[Data entries]
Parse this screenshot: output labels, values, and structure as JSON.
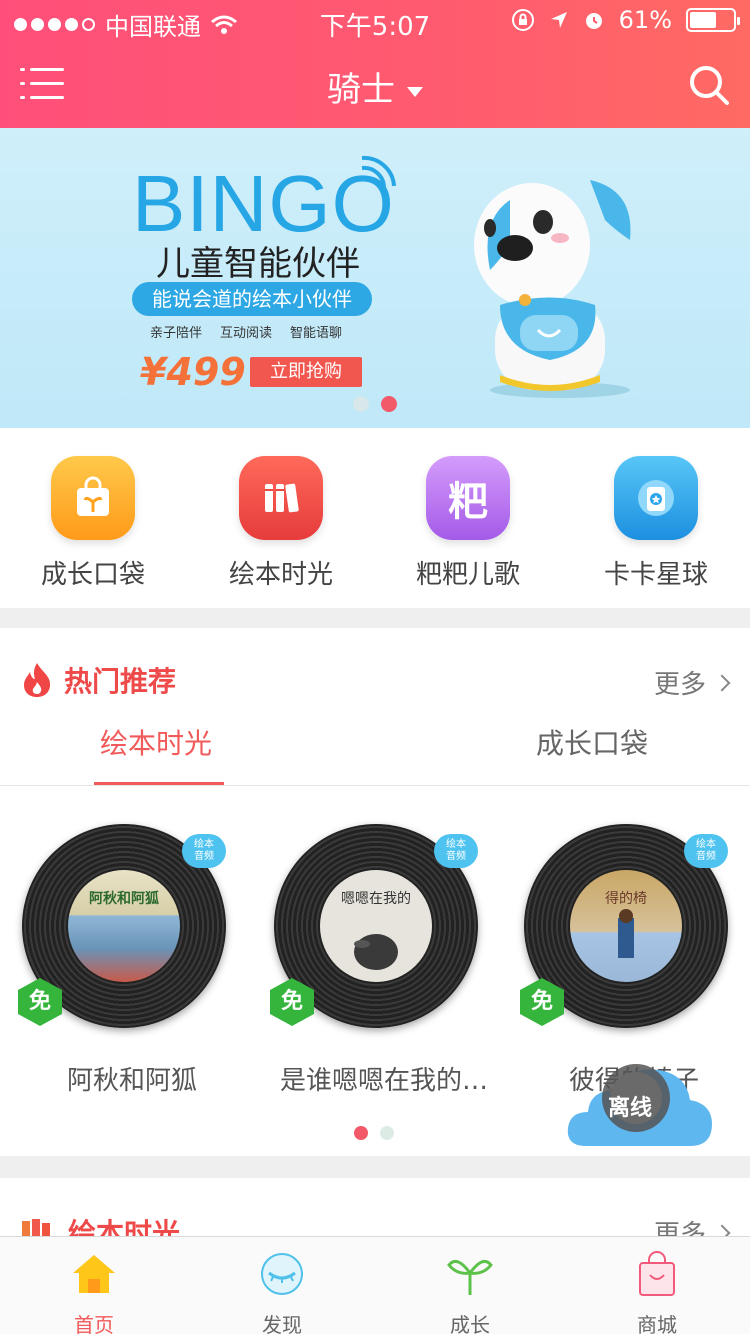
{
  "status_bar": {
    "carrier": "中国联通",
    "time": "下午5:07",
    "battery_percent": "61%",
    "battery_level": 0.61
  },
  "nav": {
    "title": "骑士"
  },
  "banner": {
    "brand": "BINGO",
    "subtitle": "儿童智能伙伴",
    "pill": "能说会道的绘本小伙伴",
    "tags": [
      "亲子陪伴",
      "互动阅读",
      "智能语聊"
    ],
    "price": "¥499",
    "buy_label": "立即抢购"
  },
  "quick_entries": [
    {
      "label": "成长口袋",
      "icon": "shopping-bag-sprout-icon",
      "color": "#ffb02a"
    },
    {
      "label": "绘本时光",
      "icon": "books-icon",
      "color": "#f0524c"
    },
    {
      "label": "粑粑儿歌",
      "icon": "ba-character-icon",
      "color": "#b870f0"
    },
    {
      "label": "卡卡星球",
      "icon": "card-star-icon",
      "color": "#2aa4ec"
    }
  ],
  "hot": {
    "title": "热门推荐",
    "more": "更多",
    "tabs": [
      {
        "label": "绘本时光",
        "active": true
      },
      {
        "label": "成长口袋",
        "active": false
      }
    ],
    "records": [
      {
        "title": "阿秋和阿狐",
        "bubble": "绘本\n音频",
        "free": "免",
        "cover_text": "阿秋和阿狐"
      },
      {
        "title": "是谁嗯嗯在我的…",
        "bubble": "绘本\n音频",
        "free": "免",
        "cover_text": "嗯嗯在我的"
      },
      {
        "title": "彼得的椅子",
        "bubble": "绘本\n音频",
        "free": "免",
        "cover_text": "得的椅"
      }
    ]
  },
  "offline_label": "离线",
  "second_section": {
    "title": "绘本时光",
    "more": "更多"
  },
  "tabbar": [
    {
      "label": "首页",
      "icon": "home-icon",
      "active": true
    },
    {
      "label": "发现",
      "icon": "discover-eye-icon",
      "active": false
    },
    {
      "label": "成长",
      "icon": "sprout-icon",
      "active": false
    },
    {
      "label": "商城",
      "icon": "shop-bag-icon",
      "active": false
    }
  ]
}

→ **REQUIRED TASK**: Repeat the data exactly, excluding the pictures.

→ **EXERCISE OUTPUT**:
Parse this screenshot: output labels, values, and structure as JSON.
{
  "status_bar": {
    "carrier": "中国联通",
    "time": "下午5:07",
    "battery_percent": "61%",
    "battery_level": 0.61
  },
  "nav": {
    "title": "骑士"
  },
  "banner": {
    "brand": "BINGO",
    "subtitle": "儿童智能伙伴",
    "pill": "能说会道的绘本小伙伴",
    "tags": [
      "亲子陪伴",
      "互动阅读",
      "智能语聊"
    ],
    "price": "¥499",
    "buy_label": "立即抢购"
  },
  "quick_entries": [
    {
      "label": "成长口袋",
      "icon": "shopping-bag-sprout-icon",
      "color": "#ffb02a"
    },
    {
      "label": "绘本时光",
      "icon": "books-icon",
      "color": "#f0524c"
    },
    {
      "label": "粑粑儿歌",
      "icon": "ba-character-icon",
      "color": "#b870f0"
    },
    {
      "label": "卡卡星球",
      "icon": "card-star-icon",
      "color": "#2aa4ec"
    }
  ],
  "hot": {
    "title": "热门推荐",
    "more": "更多",
    "tabs": [
      {
        "label": "绘本时光",
        "active": true
      },
      {
        "label": "成长口袋",
        "active": false
      }
    ],
    "records": [
      {
        "title": "阿秋和阿狐",
        "bubble": "绘本\n音频",
        "free": "免",
        "cover_text": "阿秋和阿狐"
      },
      {
        "title": "是谁嗯嗯在我的…",
        "bubble": "绘本\n音频",
        "free": "免",
        "cover_text": "嗯嗯在我的"
      },
      {
        "title": "彼得的椅子",
        "bubble": "绘本\n音频",
        "free": "免",
        "cover_text": "得的椅"
      }
    ]
  },
  "offline_label": "离线",
  "second_section": {
    "title": "绘本时光",
    "more": "更多"
  },
  "tabbar": [
    {
      "label": "首页",
      "icon": "home-icon",
      "active": true
    },
    {
      "label": "发现",
      "icon": "discover-eye-icon",
      "active": false
    },
    {
      "label": "成长",
      "icon": "sprout-icon",
      "active": false
    },
    {
      "label": "商城",
      "icon": "shop-bag-icon",
      "active": false
    }
  ]
}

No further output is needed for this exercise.